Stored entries
------------------------------
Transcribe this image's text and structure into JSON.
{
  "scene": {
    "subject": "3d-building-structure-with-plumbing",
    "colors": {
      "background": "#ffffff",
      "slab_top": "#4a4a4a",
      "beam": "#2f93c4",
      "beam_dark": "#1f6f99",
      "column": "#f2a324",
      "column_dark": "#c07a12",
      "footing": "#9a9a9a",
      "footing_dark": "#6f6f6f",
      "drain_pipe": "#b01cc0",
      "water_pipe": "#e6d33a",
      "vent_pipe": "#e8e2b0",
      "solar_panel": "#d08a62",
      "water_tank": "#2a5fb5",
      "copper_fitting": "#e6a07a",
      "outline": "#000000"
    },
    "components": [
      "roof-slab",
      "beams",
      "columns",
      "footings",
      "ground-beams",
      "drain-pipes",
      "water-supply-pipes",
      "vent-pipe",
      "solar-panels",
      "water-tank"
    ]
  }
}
------------------------------
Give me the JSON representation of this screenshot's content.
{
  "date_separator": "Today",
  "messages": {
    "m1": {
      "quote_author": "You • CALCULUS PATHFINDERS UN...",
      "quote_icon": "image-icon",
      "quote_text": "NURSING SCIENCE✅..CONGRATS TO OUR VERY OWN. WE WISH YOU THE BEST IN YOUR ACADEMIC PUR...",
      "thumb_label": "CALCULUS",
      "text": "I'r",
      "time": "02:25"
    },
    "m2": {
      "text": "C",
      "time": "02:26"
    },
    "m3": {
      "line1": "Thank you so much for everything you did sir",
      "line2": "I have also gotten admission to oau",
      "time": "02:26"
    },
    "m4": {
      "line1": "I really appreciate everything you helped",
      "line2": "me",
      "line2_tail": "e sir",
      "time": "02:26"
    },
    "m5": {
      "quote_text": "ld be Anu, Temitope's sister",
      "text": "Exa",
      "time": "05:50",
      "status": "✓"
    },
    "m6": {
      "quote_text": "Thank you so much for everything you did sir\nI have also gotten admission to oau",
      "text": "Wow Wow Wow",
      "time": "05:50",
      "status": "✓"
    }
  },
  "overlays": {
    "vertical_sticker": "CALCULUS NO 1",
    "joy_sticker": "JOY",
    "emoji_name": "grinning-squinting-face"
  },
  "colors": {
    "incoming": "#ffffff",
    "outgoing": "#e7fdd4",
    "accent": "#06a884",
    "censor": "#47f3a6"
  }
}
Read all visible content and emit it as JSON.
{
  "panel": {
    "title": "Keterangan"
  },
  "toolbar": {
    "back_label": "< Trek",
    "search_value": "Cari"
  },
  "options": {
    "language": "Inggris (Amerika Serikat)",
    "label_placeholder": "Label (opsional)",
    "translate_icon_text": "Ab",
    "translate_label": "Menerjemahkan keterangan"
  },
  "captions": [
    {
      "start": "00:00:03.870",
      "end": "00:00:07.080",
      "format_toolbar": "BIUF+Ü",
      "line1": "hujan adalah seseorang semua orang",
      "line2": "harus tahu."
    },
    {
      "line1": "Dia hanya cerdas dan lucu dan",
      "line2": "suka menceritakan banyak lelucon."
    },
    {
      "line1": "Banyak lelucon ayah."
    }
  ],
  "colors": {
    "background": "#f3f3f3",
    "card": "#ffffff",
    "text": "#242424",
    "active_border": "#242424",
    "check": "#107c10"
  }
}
------------------------------
Count how many lines in the data above hold the string "much", and give the number with no other words.

_The output:_ 2